# Start of DATA TO PROCESS
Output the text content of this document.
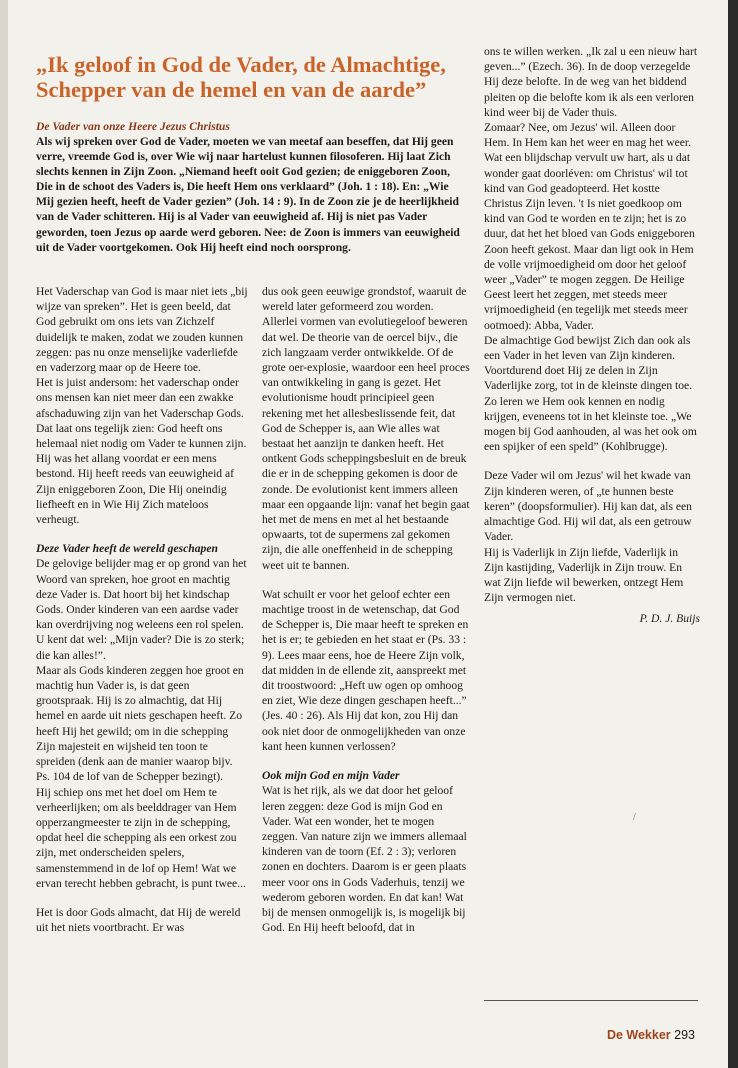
„Ik geloof in God de Vader, de Almachtige, Schepper van de hemel en van de aarde”
De Vader van onze Heere Jezus Christus

Als wij spreken over God de Vader, moeten we van meetaf aan beseffen, dat Hij geen verre, vreemde God is, over Wie wij naar hartelust kunnen filosoferen. Hij laat Zich slechts kennen in Zijn Zoon. „Niemand heeft ooit God gezien; de eniggeboren Zoon, Die in de schoot des Vaders is, Die heeft Hem ons verklaard” (Joh. 1 : 18). En: „Wie Mij gezien heeft, heeft de Vader gezien” (Joh. 14 : 9). In de Zoon zie je de heerlijkheid van de Vader schitteren. Hij is al Vader van eeuwigheid af. Hij is niet pas Vader geworden, toen Jezus op aarde werd geboren. Nee: de Zoon is immers van eeuwigheid uit de Vader voortgekomen. Ook Hij heeft eind noch oorsprong.

Het Vaderschap van God is maar niet iets „bij wijze van spreken”. Het is geen beeld, dat God gebruikt om ons iets van Zichzelf duidelijk te maken, zodat we zouden kunnen zeggen: pas nu onze menselijke vaderliefde en vaderzorg maar op de Heere toe.

Het is juist andersom: het vaderschap onder ons mensen kan niet meer dan een zwakke afschaduwing zijn van het Vaderschap Gods.

Dat laat ons tegelijk zien: God heeft ons helemaal niet nodig om Vader te kunnen zijn. Hij was het allang voordat er een mens bestond. Hij heeft reeds van eeuwigheid af Zijn eniggeboren Zoon, Die Hij oneindig liefheeft en in Wie Hij Zich mateloos verheugt.

Deze Vader heeft de wereld geschapen

De gelovige belijder mag er op grond van het Woord van spreken, hoe groot en machtig deze Vader is. Dat hoort bij het kindschap Gods. Onder kinderen van een aardse vader kan overdrijving nog weleens een rol spelen. U kent dat wel: „Mijn vader? Die is zo sterk; die kan alles!”.

Maar als Gods kinderen zeggen hoe groot en machtig hun Vader is, is dat geen grootspraak. Hij is zo almachtig, dat Hij hemel en aarde uit niets geschapen heeft. Zo heeft Hij het gewild; om in die schepping Zijn majesteit en wijsheid ten toon te spreiden (denk aan de manier waarop bijv. Ps. 104 de lof van de Schepper bezingt).

Hij schiep ons met het doel om Hem te verheerlijken; om als beelddrager van Hem opperzangmeester te zijn in de schepping, opdat heel die schepping als een orkest zou zijn, met onderscheiden spelers, samenstemmend in de lof op Hem! Wat we ervan terecht hebben gebracht, is punt twee...

Het is door Gods almacht, dat Hij de wereld uit het niets voortbracht. Er was

dus ook geen eeuwige grondstof, waaruit de wereld later geformeerd zou worden. Allerlei vormen van evolutiegeloof beweren dat wel. De theorie van de oercel bijv., die zich langzaam verder ontwikkelde. Of de grote oer-explosie, waardoor een heel proces van ontwikkeling in gang is gezet. Het evolutionisme houdt principieel geen rekening met het allesbeslissende feit, dat God de Schepper is, aan Wie alles wat bestaat het aanzijn te danken heeft. Het ontkent Gods scheppingsbesluit en de breuk die er in de schepping gekomen is door de zonde. De evolutionist kent immers alleen maar een opgaande lijn: vanaf het begin gaat het met de mens en met al het bestaande opwaarts, tot de supermens zal gekomen zijn, die alle oneffenheid in de schepping weet uit te bannen.

Wat schuilt er voor het geloof echter een machtige troost in de wetenschap, dat God de Schepper is, Die maar heeft te spreken en het is er; te gebieden en het staat er (Ps. 33 : 9). Lees maar eens, hoe de Heere Zijn volk, dat midden in de ellende zit, aanspreekt met dit troostwoord: „Heft uw ogen op omhoog en ziet, Wie deze dingen geschapen heeft...” (Jes. 40 : 26). Als Hij dat kon, zou Hij dan ook niet door de onmogelijkheden van onze kant heen kunnen verlossen?

Ook mijn God en mijn Vader

Wat is het rijk, als we dat door het geloof leren zeggen: deze God is mijn God en Vader. Wat een wonder, het te mogen zeggen. Van nature zijn we immers allemaal kinderen van de toorn (Ef. 2 : 3); verloren zonen en dochters. Daarom is er geen plaats meer voor ons in Gods Vaderhuis, tenzij we wederom geboren worden. En dat kan! Wat bij de mensen onmogelijk is, is mogelijk bij God. En Hij heeft beloofd, dat in

ons te willen werken. „Ik zal u een nieuw hart geven...” (Ezech. 36). In de doop verzegelde Hij deze belofte. In de weg van het biddend pleiten op die belofte kom ik als een verloren kind weer bij de Vader thuis.

Zomaar? Nee, om Jezus' wil. Alleen door Hem. In Hem kan het weer en mag het weer. Wat een blijdschap vervult uw hart, als u dat wonder gaat doorléven: om Christus' wil tot kind van God geadopteerd. Het kostte Christus Zijn leven. 't Is niet goedkoop om kind van God te worden en te zijn; het is zo duur, dat het het bloed van Gods eniggeboren Zoon heeft gekost. Maar dan ligt ook in Hem de volle vrijmoedigheid om door het geloof weer „Vader” te mogen zeggen. De Heilige Geest leert het zeggen, met steeds meer vrijmoedigheid (en tegelijk met steeds meer ootmoed): Abba, Vader.

De almachtige God bewijst Zich dan ook als een Vader in het leven van Zijn kinderen. Voortdurend doet Hij ze delen in Zijn Vaderlijke zorg, tot in de kleinste dingen toe. Zo leren we Hem ook kennen en nodig krijgen, eveneens tot in het kleinste toe. „We mogen bij God aanhouden, al was het ook om een spijker of een speld” (Kohlbrugge).

Deze Vader wil om Jezus' wil het kwade van Zijn kinderen weren, of „te hunnen beste keren” (doopsformulier). Hij kan dat, als een almachtige God. Hij wil dat, als een getrouw Vader.

Hij is Vaderlijk in Zijn liefde, Vaderlijk in Zijn kastijding, Vaderlijk in Zijn trouw. En wat Zijn liefde wil bewerken, ontzegt Hem Zijn vermogen niet.

P. D. J. Buijs

/
De Wekker 293
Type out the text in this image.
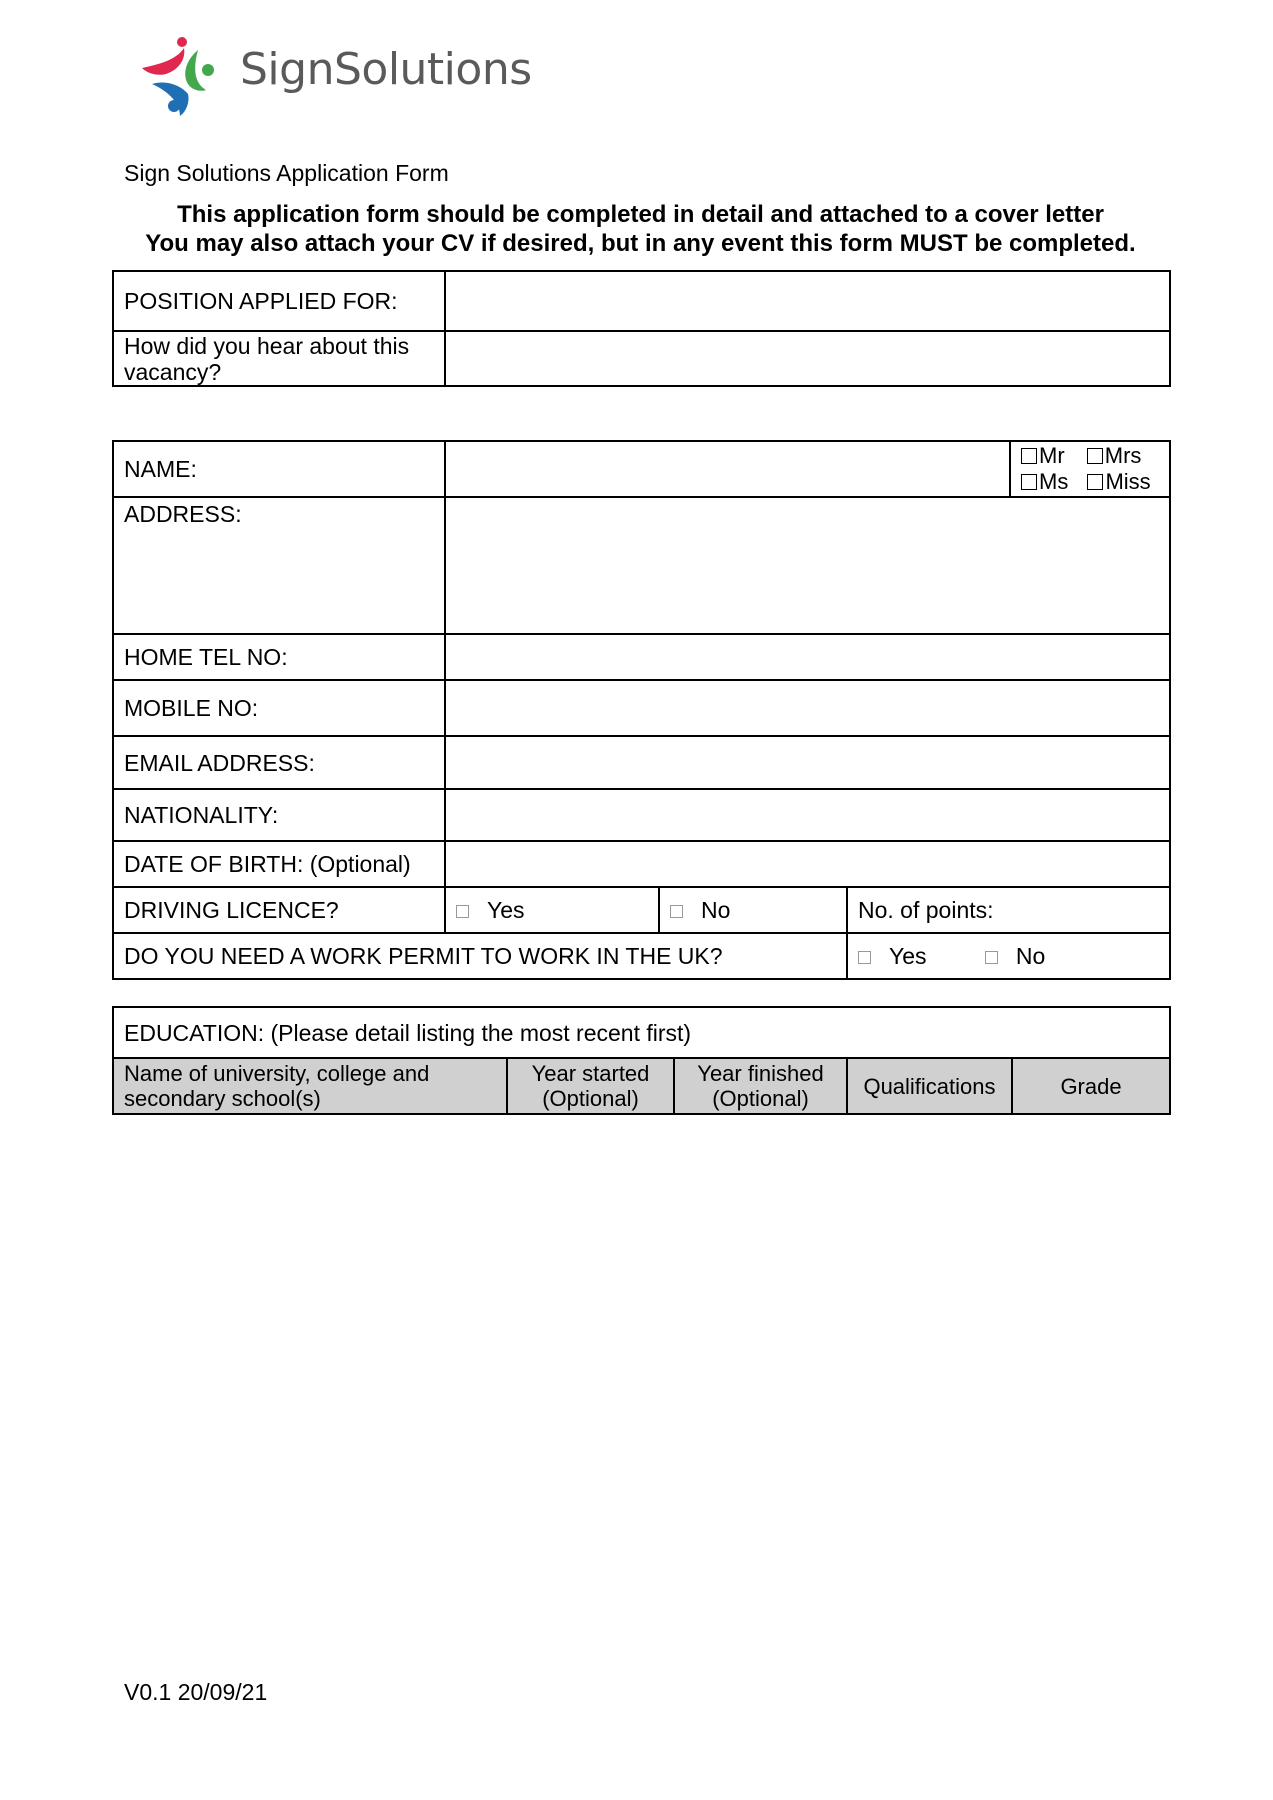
SignSolutions
Sign Solutions Application Form
This application form should be completed in detail and attached to a cover letter
You may also attach your CV if desired, but in any event this form MUST be completed.
POSITION APPLIED FOR:	
How did you hear about this vacancy?	
NAME:				Mr Mrs
Ms Miss

ADDRESS:				
HOME TEL NO:				
MOBILE NO:				
EMAIL ADDRESS:				
NATIONALITY:				
DATE OF BIRTH: (Optional)				
DRIVING LICENCE?	Yes	No	No. of points:	
DO YOU NEED A WORK PERMIT TO WORK IN THE UK?			Yes No	
EDUCATION: (Please detail listing the most recent first)
Name of university, college and secondary school(s)	Year started (Optional)	Year finished (Optional)	Qualifications	Grade
V0.1 20/09/21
# End of DATA TO PROCESS
__JOB__. In the entries above, find every line with the word "kennen" and list it.

__ANSWER IN FULL__.
Als wij spreken over God de Vader, moeten we van meetaf aan beseffen, dat Hij geen verre, vreemde God is, over Wie wij naar hartelust kunnen filosoferen. Hij laat Zich slechts kennen in Zijn Zoon. „Niemand heeft ooit God gezien; de eniggeboren Zoon, Die in de schoot des Vaders is, Die heeft Hem ons verklaard” (Joh. 1 : 18). En: „Wie Mij gezien heeft, heeft de Vader gezien” (Joh. 14 : 9). In de Zoon zie je de heerlijkheid van de Vader schitteren. Hij is al Vader van eeuwigheid af. Hij is niet pas Vader geworden, toen Jezus op aarde werd geboren. Nee: de Zoon is immers van eeuwigheid uit de Vader voortgekomen. Ook Hij heeft eind noch oorsprong.
De almachtige God bewijst Zich dan ook als een Vader in het leven van Zijn kinderen. Voortdurend doet Hij ze delen in Zijn Vaderlijke zorg, tot in de kleinste dingen toe. Zo leren we Hem ook kennen en nodig krijgen, eveneens tot in het kleinste toe. „We mogen bij God aanhouden, al was het ook om een spijker of een speld” (Kohlbrugge).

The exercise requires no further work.